• **What needs to be done**: Please copy every line of the records below that holds the word "border".

• **Data in this exercise**:
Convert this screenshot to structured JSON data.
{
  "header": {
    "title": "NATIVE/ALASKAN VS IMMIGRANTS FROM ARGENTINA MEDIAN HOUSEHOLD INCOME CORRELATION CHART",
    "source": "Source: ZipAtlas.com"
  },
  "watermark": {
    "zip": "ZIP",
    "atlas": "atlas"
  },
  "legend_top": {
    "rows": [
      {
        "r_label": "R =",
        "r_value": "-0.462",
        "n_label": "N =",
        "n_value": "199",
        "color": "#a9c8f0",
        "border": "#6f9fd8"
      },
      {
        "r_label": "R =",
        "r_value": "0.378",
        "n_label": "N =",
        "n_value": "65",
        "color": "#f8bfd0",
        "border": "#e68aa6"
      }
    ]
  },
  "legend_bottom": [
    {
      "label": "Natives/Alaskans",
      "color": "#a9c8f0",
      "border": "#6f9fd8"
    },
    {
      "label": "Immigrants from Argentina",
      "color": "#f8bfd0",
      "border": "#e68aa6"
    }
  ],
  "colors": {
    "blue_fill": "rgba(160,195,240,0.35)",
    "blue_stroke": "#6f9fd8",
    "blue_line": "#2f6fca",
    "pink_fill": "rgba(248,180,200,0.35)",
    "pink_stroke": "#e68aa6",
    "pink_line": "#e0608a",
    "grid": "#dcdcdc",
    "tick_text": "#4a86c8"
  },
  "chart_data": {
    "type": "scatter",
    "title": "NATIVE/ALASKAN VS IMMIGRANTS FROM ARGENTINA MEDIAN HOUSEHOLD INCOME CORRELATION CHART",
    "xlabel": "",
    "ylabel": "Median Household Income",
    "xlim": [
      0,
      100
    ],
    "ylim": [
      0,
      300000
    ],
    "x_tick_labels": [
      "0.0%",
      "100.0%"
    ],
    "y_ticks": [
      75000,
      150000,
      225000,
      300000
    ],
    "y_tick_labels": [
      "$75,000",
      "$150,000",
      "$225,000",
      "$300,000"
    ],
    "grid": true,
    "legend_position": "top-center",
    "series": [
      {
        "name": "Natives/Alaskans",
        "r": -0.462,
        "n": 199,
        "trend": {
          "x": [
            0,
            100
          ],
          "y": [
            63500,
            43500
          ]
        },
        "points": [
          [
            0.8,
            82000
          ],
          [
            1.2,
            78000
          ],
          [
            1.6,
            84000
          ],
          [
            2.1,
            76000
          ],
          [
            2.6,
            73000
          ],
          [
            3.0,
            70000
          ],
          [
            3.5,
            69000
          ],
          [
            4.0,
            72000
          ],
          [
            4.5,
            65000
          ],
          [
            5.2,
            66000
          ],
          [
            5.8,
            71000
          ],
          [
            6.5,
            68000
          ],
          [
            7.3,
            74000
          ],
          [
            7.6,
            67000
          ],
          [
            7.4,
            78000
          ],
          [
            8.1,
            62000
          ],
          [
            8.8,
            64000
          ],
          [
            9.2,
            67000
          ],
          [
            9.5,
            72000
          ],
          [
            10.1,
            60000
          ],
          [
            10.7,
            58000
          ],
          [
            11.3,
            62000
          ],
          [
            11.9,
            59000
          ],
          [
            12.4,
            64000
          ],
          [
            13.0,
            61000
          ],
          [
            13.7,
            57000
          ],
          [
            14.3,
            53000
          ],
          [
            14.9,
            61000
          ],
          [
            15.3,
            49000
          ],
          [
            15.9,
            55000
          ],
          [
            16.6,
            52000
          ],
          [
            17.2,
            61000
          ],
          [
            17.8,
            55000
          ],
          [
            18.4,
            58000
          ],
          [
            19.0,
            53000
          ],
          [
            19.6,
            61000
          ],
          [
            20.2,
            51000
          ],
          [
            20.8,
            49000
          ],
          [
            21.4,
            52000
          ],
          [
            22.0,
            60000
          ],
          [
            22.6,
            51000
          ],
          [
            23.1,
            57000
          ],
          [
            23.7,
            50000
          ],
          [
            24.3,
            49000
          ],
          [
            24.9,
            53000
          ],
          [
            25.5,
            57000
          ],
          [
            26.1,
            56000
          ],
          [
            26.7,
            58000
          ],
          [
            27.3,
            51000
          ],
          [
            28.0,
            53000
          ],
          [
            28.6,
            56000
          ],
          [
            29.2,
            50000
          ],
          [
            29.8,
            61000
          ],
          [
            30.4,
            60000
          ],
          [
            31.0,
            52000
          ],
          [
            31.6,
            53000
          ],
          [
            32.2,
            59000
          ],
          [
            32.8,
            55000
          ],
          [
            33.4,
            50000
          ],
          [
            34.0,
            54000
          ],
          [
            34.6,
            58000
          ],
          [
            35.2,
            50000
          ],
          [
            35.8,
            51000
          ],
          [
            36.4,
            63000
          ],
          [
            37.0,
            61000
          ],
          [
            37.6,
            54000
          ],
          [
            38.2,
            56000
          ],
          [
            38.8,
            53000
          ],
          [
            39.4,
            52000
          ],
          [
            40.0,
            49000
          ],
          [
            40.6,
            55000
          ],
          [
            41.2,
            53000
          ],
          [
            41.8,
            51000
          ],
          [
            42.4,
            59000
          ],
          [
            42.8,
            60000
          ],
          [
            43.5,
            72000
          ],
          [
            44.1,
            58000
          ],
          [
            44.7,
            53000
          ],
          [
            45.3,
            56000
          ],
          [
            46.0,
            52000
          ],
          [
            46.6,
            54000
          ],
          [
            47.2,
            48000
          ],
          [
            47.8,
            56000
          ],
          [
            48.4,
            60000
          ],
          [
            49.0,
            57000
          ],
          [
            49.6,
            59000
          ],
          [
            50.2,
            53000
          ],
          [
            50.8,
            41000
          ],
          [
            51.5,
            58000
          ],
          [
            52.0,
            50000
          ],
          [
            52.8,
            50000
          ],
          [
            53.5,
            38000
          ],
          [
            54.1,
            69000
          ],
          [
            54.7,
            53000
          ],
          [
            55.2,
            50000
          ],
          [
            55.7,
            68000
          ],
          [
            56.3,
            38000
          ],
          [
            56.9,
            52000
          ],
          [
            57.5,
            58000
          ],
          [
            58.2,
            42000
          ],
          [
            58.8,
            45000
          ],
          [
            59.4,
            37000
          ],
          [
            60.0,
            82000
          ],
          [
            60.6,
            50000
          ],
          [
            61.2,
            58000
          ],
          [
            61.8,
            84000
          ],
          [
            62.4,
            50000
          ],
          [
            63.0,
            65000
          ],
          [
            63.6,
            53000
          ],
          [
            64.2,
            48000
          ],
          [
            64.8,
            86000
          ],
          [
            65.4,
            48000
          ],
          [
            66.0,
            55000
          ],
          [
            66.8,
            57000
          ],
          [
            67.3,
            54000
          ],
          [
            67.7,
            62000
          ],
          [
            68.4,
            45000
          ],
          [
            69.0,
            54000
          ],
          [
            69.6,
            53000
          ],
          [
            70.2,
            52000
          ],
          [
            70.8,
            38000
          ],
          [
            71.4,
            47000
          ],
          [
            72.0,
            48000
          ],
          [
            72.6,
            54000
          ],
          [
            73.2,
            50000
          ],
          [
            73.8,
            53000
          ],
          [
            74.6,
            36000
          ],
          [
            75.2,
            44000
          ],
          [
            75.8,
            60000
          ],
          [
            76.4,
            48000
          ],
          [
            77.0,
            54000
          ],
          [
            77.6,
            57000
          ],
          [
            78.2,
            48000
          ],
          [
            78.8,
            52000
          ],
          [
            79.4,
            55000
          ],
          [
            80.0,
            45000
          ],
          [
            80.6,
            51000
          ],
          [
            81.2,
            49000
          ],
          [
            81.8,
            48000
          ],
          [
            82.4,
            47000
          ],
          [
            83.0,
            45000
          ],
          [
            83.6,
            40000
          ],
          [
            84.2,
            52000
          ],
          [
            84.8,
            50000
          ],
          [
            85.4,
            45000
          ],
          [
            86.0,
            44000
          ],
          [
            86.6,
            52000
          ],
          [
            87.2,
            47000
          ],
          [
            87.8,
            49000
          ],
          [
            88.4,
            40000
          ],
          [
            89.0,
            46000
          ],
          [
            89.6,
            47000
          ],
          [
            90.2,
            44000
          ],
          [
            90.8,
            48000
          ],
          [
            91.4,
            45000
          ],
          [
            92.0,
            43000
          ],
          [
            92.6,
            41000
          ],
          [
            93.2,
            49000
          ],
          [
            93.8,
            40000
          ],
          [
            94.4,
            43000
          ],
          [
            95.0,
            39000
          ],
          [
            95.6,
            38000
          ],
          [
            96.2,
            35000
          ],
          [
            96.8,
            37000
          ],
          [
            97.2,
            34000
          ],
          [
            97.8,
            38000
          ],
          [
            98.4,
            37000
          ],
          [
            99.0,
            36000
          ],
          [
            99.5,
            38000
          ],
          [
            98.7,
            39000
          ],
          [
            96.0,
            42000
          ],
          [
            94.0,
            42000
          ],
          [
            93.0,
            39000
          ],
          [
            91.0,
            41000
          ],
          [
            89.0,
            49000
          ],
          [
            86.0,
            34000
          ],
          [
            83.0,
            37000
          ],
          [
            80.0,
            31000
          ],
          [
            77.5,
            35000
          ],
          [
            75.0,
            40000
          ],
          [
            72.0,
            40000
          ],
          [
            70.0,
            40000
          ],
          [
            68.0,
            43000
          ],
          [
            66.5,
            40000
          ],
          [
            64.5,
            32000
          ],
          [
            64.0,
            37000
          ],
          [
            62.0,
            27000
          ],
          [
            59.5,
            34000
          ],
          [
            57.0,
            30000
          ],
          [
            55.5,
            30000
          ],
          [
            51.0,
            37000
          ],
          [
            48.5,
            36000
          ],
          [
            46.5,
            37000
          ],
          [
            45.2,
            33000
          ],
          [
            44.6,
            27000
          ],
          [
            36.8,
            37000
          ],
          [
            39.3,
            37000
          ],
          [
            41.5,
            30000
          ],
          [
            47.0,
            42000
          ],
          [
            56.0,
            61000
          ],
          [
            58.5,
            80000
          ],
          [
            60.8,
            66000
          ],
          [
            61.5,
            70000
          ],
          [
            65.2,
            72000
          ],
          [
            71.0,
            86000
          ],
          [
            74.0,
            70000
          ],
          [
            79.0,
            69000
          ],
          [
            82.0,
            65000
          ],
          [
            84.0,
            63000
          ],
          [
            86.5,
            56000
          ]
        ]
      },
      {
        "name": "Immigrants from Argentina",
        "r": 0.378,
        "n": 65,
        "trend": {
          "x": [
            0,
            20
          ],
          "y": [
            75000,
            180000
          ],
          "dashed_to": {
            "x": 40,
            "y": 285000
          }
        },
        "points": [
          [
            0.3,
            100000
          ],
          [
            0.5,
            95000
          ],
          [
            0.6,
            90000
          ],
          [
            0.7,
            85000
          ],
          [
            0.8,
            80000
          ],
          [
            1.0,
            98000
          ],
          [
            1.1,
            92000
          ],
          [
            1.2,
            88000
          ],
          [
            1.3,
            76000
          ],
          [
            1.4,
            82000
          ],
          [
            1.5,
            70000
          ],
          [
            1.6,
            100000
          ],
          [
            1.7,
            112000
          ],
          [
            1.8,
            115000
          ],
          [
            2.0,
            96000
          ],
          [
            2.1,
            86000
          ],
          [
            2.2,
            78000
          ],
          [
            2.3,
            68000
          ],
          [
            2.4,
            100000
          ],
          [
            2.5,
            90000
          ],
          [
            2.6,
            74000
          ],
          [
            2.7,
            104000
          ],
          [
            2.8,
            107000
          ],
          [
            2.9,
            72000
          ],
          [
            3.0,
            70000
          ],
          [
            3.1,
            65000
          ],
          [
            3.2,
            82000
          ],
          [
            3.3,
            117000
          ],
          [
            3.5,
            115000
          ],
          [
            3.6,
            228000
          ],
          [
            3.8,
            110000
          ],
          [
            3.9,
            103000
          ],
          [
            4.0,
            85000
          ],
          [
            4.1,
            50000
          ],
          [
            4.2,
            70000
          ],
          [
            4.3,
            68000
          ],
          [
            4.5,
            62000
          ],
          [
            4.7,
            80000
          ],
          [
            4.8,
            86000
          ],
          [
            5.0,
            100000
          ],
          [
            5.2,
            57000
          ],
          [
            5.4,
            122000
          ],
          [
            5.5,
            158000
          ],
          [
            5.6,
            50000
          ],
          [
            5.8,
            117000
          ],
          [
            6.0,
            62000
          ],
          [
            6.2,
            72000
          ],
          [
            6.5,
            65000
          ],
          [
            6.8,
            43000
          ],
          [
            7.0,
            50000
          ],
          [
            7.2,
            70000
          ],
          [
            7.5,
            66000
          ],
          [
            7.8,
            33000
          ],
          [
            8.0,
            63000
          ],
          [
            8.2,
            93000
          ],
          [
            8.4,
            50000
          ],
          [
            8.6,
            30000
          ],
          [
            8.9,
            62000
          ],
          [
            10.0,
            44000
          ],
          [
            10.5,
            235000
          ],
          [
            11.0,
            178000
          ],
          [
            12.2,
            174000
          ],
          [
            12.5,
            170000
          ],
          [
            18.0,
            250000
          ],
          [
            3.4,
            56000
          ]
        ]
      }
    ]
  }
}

• **Solution**:
        "border": "#6f9fd8"
        "border": "#e68aa6"
      "border": "#6f9fd8"
      "border": "#e68aa6"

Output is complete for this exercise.